▶ **DIRECTIONS FOR THIS TASK**
In the records below, count every line containing "względu". Reply with the number only.

--- Start ---

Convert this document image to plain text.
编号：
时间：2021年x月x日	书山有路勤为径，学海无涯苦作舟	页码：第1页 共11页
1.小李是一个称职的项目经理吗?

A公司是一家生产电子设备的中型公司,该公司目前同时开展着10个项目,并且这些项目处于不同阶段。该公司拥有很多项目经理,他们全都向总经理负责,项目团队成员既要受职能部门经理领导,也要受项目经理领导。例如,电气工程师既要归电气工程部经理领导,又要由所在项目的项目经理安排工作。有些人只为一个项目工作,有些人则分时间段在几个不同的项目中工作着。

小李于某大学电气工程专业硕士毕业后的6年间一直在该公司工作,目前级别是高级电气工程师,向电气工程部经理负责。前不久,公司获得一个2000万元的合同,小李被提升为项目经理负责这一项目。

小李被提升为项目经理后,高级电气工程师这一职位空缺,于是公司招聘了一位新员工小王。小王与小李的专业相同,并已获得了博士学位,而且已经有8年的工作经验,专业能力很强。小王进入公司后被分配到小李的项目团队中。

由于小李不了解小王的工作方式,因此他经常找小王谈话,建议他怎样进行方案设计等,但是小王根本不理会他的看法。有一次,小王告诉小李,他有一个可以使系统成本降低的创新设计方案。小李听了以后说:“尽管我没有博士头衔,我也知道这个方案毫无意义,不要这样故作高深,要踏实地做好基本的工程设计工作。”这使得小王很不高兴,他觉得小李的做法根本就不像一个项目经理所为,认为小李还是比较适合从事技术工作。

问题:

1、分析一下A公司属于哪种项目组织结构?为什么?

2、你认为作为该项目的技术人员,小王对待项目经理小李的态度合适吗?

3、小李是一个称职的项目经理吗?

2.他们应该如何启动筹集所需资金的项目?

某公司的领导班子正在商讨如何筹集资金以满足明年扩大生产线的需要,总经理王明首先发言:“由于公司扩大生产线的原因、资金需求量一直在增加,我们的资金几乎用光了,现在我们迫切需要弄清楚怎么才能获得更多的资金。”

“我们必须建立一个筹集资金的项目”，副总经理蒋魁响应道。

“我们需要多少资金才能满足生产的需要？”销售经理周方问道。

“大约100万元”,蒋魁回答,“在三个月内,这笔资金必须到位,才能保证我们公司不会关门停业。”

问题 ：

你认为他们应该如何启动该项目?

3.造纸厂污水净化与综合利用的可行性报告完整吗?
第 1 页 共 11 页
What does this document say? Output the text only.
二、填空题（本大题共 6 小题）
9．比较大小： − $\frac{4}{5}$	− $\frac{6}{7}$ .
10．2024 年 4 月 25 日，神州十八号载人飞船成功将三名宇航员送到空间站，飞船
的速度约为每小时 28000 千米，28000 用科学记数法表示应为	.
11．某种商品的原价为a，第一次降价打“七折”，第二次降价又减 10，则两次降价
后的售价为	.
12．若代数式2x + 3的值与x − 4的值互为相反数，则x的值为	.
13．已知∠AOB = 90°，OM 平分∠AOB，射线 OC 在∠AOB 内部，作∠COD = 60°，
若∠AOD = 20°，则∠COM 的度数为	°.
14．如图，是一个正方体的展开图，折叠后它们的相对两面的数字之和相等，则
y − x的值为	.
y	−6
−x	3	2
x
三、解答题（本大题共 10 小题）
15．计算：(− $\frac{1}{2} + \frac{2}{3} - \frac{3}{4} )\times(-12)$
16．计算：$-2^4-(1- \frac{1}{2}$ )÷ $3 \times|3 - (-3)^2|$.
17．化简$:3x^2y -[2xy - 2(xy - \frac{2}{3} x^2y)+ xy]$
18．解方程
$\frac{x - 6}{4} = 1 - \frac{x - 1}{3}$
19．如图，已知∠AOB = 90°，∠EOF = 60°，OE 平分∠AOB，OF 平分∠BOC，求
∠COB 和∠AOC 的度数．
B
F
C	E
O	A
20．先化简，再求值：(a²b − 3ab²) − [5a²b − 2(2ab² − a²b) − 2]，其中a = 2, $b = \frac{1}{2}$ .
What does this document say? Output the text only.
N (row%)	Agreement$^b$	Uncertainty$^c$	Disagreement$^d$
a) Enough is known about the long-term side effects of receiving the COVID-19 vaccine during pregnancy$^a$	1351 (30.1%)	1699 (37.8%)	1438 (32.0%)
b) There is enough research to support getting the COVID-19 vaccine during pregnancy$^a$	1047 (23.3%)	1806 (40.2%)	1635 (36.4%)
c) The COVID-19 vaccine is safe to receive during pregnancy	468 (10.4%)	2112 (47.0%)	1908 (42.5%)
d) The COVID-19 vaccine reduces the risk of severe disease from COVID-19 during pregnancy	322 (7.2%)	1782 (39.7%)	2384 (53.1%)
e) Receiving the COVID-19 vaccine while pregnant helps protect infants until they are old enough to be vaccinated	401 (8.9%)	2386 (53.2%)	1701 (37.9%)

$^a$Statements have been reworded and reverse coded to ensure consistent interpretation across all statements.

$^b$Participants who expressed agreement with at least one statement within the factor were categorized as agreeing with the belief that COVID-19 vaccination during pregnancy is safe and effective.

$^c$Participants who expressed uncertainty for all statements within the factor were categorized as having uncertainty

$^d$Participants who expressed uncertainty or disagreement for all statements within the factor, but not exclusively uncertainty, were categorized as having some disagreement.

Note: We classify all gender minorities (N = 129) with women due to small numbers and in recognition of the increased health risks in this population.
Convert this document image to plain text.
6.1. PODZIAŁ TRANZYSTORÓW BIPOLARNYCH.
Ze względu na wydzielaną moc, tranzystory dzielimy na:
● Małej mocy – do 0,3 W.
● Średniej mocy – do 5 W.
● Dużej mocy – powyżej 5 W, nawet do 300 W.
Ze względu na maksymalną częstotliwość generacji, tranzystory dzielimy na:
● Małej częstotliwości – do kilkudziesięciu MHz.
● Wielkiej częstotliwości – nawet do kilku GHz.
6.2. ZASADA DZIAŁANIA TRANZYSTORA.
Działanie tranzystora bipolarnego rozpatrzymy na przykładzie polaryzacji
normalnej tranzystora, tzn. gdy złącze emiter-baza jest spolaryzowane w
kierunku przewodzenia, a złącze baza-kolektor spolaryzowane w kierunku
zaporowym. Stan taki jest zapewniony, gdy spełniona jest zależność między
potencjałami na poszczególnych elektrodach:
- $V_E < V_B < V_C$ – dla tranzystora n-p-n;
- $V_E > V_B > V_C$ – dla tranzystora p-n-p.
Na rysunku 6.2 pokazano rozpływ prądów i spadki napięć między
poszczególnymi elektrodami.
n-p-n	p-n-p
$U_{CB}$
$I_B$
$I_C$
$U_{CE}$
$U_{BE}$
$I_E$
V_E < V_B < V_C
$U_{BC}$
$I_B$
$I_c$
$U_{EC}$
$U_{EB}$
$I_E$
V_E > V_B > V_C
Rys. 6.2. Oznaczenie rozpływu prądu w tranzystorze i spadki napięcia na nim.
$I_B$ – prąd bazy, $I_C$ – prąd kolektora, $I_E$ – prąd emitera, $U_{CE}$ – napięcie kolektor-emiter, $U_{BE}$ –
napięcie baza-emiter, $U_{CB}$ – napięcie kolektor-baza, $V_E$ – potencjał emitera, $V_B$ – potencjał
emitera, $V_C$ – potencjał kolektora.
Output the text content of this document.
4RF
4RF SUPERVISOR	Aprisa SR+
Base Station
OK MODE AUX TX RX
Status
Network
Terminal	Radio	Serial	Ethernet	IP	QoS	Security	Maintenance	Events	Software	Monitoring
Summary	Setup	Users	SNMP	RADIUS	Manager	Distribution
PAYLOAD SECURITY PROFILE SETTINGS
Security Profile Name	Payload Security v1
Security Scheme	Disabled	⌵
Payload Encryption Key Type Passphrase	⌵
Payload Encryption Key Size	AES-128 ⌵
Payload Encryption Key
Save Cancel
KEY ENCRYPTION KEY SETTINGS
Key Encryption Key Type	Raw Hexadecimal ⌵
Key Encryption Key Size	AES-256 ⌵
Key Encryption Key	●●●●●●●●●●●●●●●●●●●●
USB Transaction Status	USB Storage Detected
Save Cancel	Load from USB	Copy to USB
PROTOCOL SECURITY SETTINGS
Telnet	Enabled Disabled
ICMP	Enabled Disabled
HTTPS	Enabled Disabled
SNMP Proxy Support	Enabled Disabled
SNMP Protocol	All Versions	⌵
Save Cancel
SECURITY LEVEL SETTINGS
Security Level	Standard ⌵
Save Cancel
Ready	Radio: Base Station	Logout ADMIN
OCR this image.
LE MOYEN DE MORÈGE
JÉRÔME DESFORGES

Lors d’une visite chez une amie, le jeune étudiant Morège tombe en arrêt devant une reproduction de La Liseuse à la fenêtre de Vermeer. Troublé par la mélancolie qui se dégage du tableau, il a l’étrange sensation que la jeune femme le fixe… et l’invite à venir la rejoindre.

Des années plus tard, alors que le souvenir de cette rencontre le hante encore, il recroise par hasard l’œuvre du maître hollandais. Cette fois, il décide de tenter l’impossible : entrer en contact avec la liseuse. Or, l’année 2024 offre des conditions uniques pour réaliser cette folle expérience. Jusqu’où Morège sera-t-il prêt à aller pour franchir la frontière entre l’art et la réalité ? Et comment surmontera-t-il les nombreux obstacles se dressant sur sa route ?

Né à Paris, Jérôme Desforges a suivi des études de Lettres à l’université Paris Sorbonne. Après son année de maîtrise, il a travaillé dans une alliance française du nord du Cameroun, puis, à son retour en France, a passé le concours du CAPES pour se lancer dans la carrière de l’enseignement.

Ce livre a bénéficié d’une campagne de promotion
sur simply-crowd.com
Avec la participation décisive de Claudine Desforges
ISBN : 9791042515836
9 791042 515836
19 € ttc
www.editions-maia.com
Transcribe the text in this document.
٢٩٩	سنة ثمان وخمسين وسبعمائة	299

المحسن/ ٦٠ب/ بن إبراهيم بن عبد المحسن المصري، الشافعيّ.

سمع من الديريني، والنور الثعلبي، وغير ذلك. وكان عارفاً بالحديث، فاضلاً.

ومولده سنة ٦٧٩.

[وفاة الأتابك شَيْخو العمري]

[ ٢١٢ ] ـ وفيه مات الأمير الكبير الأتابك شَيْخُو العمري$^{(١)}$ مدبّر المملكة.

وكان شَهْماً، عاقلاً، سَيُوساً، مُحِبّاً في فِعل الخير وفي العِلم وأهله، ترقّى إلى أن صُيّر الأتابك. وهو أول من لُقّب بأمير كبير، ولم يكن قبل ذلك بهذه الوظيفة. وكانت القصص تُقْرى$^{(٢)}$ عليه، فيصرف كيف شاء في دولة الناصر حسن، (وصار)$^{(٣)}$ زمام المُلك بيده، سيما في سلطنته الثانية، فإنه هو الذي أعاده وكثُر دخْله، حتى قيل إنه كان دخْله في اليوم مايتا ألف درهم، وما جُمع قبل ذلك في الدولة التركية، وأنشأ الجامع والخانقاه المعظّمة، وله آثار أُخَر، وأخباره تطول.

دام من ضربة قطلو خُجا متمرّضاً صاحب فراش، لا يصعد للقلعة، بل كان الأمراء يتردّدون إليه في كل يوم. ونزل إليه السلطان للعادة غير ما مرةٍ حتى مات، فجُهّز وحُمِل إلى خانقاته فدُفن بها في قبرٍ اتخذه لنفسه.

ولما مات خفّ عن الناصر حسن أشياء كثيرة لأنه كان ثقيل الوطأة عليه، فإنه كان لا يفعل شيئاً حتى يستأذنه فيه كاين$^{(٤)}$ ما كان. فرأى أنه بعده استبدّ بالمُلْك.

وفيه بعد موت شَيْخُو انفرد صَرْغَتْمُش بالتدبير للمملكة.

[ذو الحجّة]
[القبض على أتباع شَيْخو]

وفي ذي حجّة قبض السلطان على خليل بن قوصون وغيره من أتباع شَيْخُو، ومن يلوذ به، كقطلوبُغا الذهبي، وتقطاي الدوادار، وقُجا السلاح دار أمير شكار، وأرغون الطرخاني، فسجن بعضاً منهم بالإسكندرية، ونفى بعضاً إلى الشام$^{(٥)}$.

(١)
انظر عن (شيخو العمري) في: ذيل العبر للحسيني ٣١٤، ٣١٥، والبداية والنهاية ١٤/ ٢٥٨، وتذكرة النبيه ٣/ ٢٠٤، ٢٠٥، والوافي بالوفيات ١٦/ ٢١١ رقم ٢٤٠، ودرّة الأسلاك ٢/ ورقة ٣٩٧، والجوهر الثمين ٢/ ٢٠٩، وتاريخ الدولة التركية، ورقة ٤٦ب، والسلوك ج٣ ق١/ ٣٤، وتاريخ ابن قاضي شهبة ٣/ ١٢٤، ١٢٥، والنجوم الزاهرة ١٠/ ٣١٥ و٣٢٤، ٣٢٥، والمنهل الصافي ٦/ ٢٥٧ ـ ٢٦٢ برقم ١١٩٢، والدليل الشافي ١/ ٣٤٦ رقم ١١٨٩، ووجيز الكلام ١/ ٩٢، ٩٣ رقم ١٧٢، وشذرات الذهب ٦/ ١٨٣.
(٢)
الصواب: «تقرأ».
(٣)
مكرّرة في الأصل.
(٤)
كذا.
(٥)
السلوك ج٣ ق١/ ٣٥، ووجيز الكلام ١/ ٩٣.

--- End ---

▶ **EXERCISE RESPONSE**
2